Items from a figure collection
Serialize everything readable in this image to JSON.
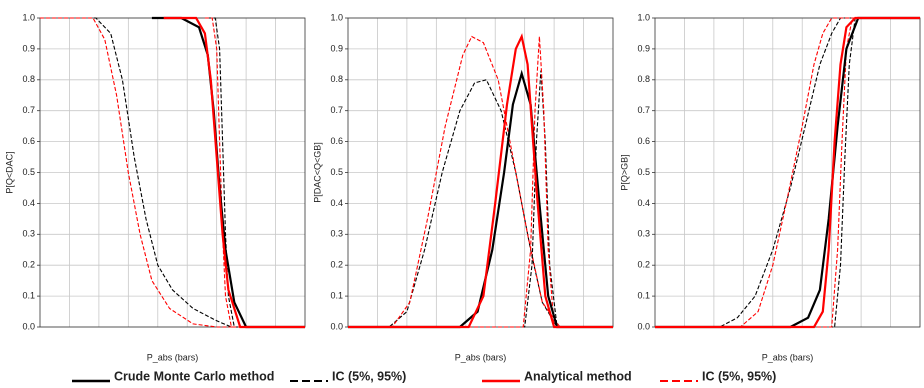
{
  "chart_data": [
    {
      "type": "line",
      "ylabel": "P[Q<DAC]",
      "xlabel": "P_abs (bars)",
      "xlim": [
        0,
        9
      ],
      "ylim": [
        0,
        1
      ],
      "yticks": [
        {
          "value": 0,
          "label": "0.0"
        },
        {
          "value": 0.1,
          "label": "0.1"
        },
        {
          "value": 0.2,
          "label": "0.2"
        },
        {
          "value": 0.3,
          "label": "0.3"
        },
        {
          "value": 0.4,
          "label": "0.4"
        },
        {
          "value": 0.5,
          "label": "0.5"
        },
        {
          "value": 0.6,
          "label": "0.6"
        },
        {
          "value": 0.7,
          "label": "0.7"
        },
        {
          "value": 0.8,
          "label": "0.8"
        },
        {
          "value": 0.9,
          "label": "0.9"
        },
        {
          "value": 1,
          "label": "1.0"
        }
      ],
      "grid": true,
      "series": [
        {
          "color": "#000000",
          "dash": true,
          "x": [
            0,
            1.9,
            2.4,
            2.8,
            3.2,
            3.6,
            4.0,
            4.5,
            5.2,
            6.0,
            6.5,
            9
          ],
          "values": [
            1,
            1,
            0.95,
            0.8,
            0.55,
            0.35,
            0.2,
            0.12,
            0.06,
            0.02,
            0,
            0
          ]
        },
        {
          "color": "#ff0000",
          "dash": true,
          "x": [
            0,
            1.8,
            2.2,
            2.6,
            3.0,
            3.4,
            3.8,
            4.4,
            5.2,
            6.0,
            9
          ],
          "values": [
            1,
            1,
            0.93,
            0.75,
            0.5,
            0.3,
            0.15,
            0.06,
            0.01,
            0,
            0
          ]
        },
        {
          "color": "#000000",
          "dash": true,
          "x": [
            5.7,
            5.95,
            6.1,
            6.2,
            6.3,
            6.4,
            6.6,
            9
          ],
          "values": [
            1,
            1,
            0.9,
            0.6,
            0.3,
            0.1,
            0,
            0
          ]
        },
        {
          "color": "#ff0000",
          "dash": true,
          "x": [
            5.6,
            5.85,
            6.0,
            6.1,
            6.2,
            6.3,
            6.5,
            9
          ],
          "values": [
            1,
            1,
            0.9,
            0.6,
            0.3,
            0.1,
            0,
            0
          ]
        },
        {
          "color": "#000000",
          "dash": false,
          "x": [
            3.8,
            4.8,
            5.4,
            5.7,
            5.9,
            6.1,
            6.3,
            6.6,
            7.0,
            9
          ],
          "values": [
            1,
            1,
            0.97,
            0.88,
            0.7,
            0.45,
            0.25,
            0.08,
            0,
            0
          ]
        },
        {
          "color": "#ff0000",
          "dash": false,
          "x": [
            4.2,
            5.3,
            5.6,
            5.8,
            6.0,
            6.2,
            6.4,
            6.8,
            9
          ],
          "values": [
            1,
            1,
            0.95,
            0.8,
            0.55,
            0.3,
            0.12,
            0,
            0
          ]
        }
      ]
    },
    {
      "type": "line",
      "ylabel": "P[DAC<Q<GB]",
      "xlabel": "P_abs (bars)",
      "xlim": [
        0,
        9
      ],
      "ylim": [
        0,
        1
      ],
      "yticks": [
        {
          "value": 0,
          "label": "0.0"
        },
        {
          "value": 0.1,
          "label": "0.1"
        },
        {
          "value": 0.2,
          "label": "0.2"
        },
        {
          "value": 0.3,
          "label": "0.3"
        },
        {
          "value": 0.4,
          "label": "0.4"
        },
        {
          "value": 0.5,
          "label": "0.5"
        },
        {
          "value": 0.6,
          "label": "0.6"
        },
        {
          "value": 0.7,
          "label": "0.7"
        },
        {
          "value": 0.8,
          "label": "0.8"
        },
        {
          "value": 0.9,
          "label": "0.9"
        },
        {
          "value": 1,
          "label": "1.0"
        }
      ],
      "grid": true,
      "series": [
        {
          "color": "#000000",
          "dash": true,
          "x": [
            0,
            1.4,
            2.0,
            2.6,
            3.2,
            3.8,
            4.3,
            4.7,
            5.2,
            5.7,
            6.2,
            6.6,
            7.1,
            9
          ],
          "values": [
            0,
            0,
            0.05,
            0.25,
            0.5,
            0.7,
            0.79,
            0.8,
            0.7,
            0.5,
            0.25,
            0.08,
            0,
            0
          ]
        },
        {
          "color": "#ff0000",
          "dash": true,
          "x": [
            0,
            1.5,
            2.1,
            2.7,
            3.3,
            3.9,
            4.2,
            4.6,
            5.1,
            5.6,
            6.1,
            6.6,
            7.2,
            9
          ],
          "values": [
            0,
            0,
            0.08,
            0.35,
            0.65,
            0.88,
            0.94,
            0.92,
            0.8,
            0.55,
            0.3,
            0.08,
            0,
            0
          ]
        },
        {
          "color": "#000000",
          "dash": true,
          "x": [
            0,
            6.0,
            6.25,
            6.4,
            6.55,
            6.7,
            6.85,
            7.1,
            9
          ],
          "values": [
            0,
            0,
            0.2,
            0.6,
            0.83,
            0.6,
            0.2,
            0,
            0
          ]
        },
        {
          "color": "#ff0000",
          "dash": true,
          "x": [
            0,
            5.95,
            6.2,
            6.35,
            6.5,
            6.65,
            6.8,
            7.0,
            9
          ],
          "values": [
            0,
            0,
            0.25,
            0.7,
            0.94,
            0.7,
            0.25,
            0,
            0
          ]
        },
        {
          "color": "#000000",
          "dash": false,
          "x": [
            0,
            3.8,
            4.4,
            4.9,
            5.3,
            5.6,
            5.9,
            6.2,
            6.5,
            6.8,
            7.1,
            9
          ],
          "values": [
            0,
            0,
            0.05,
            0.25,
            0.5,
            0.72,
            0.82,
            0.72,
            0.4,
            0.1,
            0,
            0
          ]
        },
        {
          "color": "#ff0000",
          "dash": false,
          "x": [
            0,
            4.1,
            4.6,
            5.0,
            5.4,
            5.7,
            5.9,
            6.1,
            6.4,
            6.7,
            7.0,
            9
          ],
          "values": [
            0,
            0,
            0.1,
            0.4,
            0.72,
            0.9,
            0.94,
            0.85,
            0.45,
            0.1,
            0,
            0
          ]
        }
      ]
    },
    {
      "type": "line",
      "ylabel": "P[Q>GB]",
      "xlabel": "P_abs (bars)",
      "xlim": [
        0,
        9
      ],
      "ylim": [
        0,
        1
      ],
      "yticks": [
        {
          "value": 0,
          "label": "0.0"
        },
        {
          "value": 0.1,
          "label": "0.1"
        },
        {
          "value": 0.2,
          "label": "0.2"
        },
        {
          "value": 0.3,
          "label": "0.3"
        },
        {
          "value": 0.4,
          "label": "0.4"
        },
        {
          "value": 0.5,
          "label": "0.5"
        },
        {
          "value": 0.6,
          "label": "0.6"
        },
        {
          "value": 0.7,
          "label": "0.7"
        },
        {
          "value": 0.8,
          "label": "0.8"
        },
        {
          "value": 0.9,
          "label": "0.9"
        },
        {
          "value": 1,
          "label": "1.0"
        }
      ],
      "grid": true,
      "series": [
        {
          "color": "#000000",
          "dash": true,
          "x": [
            0,
            2.2,
            2.8,
            3.4,
            4.0,
            4.6,
            5.1,
            5.6,
            6.0,
            6.3,
            9
          ],
          "values": [
            0,
            0,
            0.03,
            0.1,
            0.25,
            0.45,
            0.65,
            0.85,
            0.95,
            1,
            1
          ]
        },
        {
          "color": "#ff0000",
          "dash": true,
          "x": [
            0,
            2.9,
            3.5,
            4.0,
            4.5,
            5.0,
            5.4,
            5.7,
            6.0,
            9
          ],
          "values": [
            0,
            0,
            0.05,
            0.2,
            0.42,
            0.65,
            0.85,
            0.95,
            1,
            1
          ]
        },
        {
          "color": "#000000",
          "dash": true,
          "x": [
            0,
            6.1,
            6.3,
            6.45,
            6.6,
            6.8,
            9
          ],
          "values": [
            0,
            0,
            0.2,
            0.55,
            0.85,
            1,
            1
          ]
        },
        {
          "color": "#ff0000",
          "dash": true,
          "x": [
            0,
            6.0,
            6.2,
            6.35,
            6.5,
            6.7,
            9
          ],
          "values": [
            0,
            0,
            0.25,
            0.6,
            0.9,
            1,
            1
          ]
        },
        {
          "color": "#000000",
          "dash": false,
          "x": [
            0,
            4.6,
            5.2,
            5.6,
            5.9,
            6.2,
            6.5,
            6.9,
            9
          ],
          "values": [
            0,
            0,
            0.03,
            0.12,
            0.35,
            0.65,
            0.9,
            1,
            1
          ]
        },
        {
          "color": "#ff0000",
          "dash": false,
          "x": [
            0,
            5.4,
            5.7,
            5.9,
            6.1,
            6.3,
            6.5,
            6.8,
            9
          ],
          "values": [
            0,
            0,
            0.05,
            0.25,
            0.6,
            0.85,
            0.97,
            1,
            1
          ]
        }
      ]
    }
  ],
  "legend": [
    {
      "label": "Crude Monte Carlo method",
      "color": "#000000",
      "dash": false
    },
    {
      "label": "IC (5%, 95%)",
      "color": "#000000",
      "dash": true
    },
    {
      "label": "Analytical method",
      "color": "#ff0000",
      "dash": false
    },
    {
      "label": "IC (5%, 95%)",
      "color": "#ff0000",
      "dash": true
    }
  ]
}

_JOB_
List the lines of the material in which the word "method" occurs.

_RIGHT ANSWER_
      "label": "Crude Monte Carlo method",
      "label": "Analytical method",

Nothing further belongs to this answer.